**Data supplied:**
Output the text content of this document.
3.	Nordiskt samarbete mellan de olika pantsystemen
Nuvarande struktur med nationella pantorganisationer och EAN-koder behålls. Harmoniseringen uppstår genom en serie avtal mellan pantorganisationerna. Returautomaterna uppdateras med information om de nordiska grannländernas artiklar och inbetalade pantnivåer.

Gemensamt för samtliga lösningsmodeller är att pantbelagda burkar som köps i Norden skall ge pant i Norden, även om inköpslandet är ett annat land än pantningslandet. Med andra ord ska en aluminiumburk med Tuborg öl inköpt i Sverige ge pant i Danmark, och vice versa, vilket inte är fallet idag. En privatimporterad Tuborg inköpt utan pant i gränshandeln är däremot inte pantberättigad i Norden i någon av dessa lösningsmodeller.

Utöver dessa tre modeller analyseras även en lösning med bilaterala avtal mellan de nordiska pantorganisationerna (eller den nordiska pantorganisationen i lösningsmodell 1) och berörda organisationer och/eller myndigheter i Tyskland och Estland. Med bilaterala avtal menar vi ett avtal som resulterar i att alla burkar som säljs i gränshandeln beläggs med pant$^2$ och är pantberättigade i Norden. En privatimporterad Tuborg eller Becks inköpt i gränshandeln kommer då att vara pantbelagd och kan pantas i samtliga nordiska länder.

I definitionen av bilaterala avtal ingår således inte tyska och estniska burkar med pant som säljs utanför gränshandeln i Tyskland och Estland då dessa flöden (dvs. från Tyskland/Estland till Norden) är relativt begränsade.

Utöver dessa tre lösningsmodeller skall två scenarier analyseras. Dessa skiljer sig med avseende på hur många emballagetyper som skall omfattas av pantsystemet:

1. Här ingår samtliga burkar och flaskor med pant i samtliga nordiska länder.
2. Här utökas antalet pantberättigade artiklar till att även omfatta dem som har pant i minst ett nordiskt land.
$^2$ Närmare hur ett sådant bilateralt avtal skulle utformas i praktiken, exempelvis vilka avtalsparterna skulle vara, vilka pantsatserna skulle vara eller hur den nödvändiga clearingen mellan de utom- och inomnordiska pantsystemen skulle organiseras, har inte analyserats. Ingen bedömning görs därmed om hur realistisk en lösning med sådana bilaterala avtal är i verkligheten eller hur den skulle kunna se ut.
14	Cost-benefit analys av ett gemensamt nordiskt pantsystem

**Exercise requirements:**
Once you have read the entries, write them all out again exactly.

**Finished task:**
Output the text content of this document.
3.	Nordiskt samarbete mellan de olika pantsystemen
Nuvarande struktur med nationella pantorganisationer och EAN-koder behålls. Harmoniseringen uppstår genom en serie avtal mellan pantorganisationerna. Returautomaterna uppdateras med information om de nordiska grannländernas artiklar och inbetalade pantnivåer.

Gemensamt för samtliga lösningsmodeller är att pantbelagda burkar som köps i Norden skall ge pant i Norden, även om inköpslandet är ett annat land än pantningslandet. Med andra ord ska en aluminiumburk med Tuborg öl inköpt i Sverige ge pant i Danmark, och vice versa, vilket inte är fallet idag. En privatimporterad Tuborg inköpt utan pant i gränshandeln är däremot inte pantberättigad i Norden i någon av dessa lösningsmodeller.

Utöver dessa tre modeller analyseras även en lösning med bilaterala avtal mellan de nordiska pantorganisationerna (eller den nordiska pantorganisationen i lösningsmodell 1) och berörda organisationer och/eller myndigheter i Tyskland och Estland. Med bilaterala avtal menar vi ett avtal som resulterar i att alla burkar som säljs i gränshandeln beläggs med pant$^2$ och är pantberättigade i Norden. En privatimporterad Tuborg eller Becks inköpt i gränshandeln kommer då att vara pantbelagd och kan pantas i samtliga nordiska länder.

I definitionen av bilaterala avtal ingår således inte tyska och estniska burkar med pant som säljs utanför gränshandeln i Tyskland och Estland då dessa flöden (dvs. från Tyskland/Estland till Norden) är relativt begränsade.

Utöver dessa tre lösningsmodeller skall två scenarier analyseras. Dessa skiljer sig med avseende på hur många emballagetyper som skall omfattas av pantsystemet:

1. Här ingår samtliga burkar och flaskor med pant i samtliga nordiska länder.
2. Här utökas antalet pantberättigade artiklar till att även omfatta dem som har pant i minst ett nordiskt land.
$^2$ Närmare hur ett sådant bilateralt avtal skulle utformas i praktiken, exempelvis vilka avtalsparterna skulle vara, vilka pantsatserna skulle vara eller hur den nödvändiga clearingen mellan de utom- och inomnordiska pantsystemen skulle organiseras, har inte analyserats. Ingen bedömning görs därmed om hur realistisk en lösning med sådana bilaterala avtal är i verkligheten eller hur den skulle kunna se ut.
14	Cost-benefit analys av ett gemensamt nordiskt pantsystem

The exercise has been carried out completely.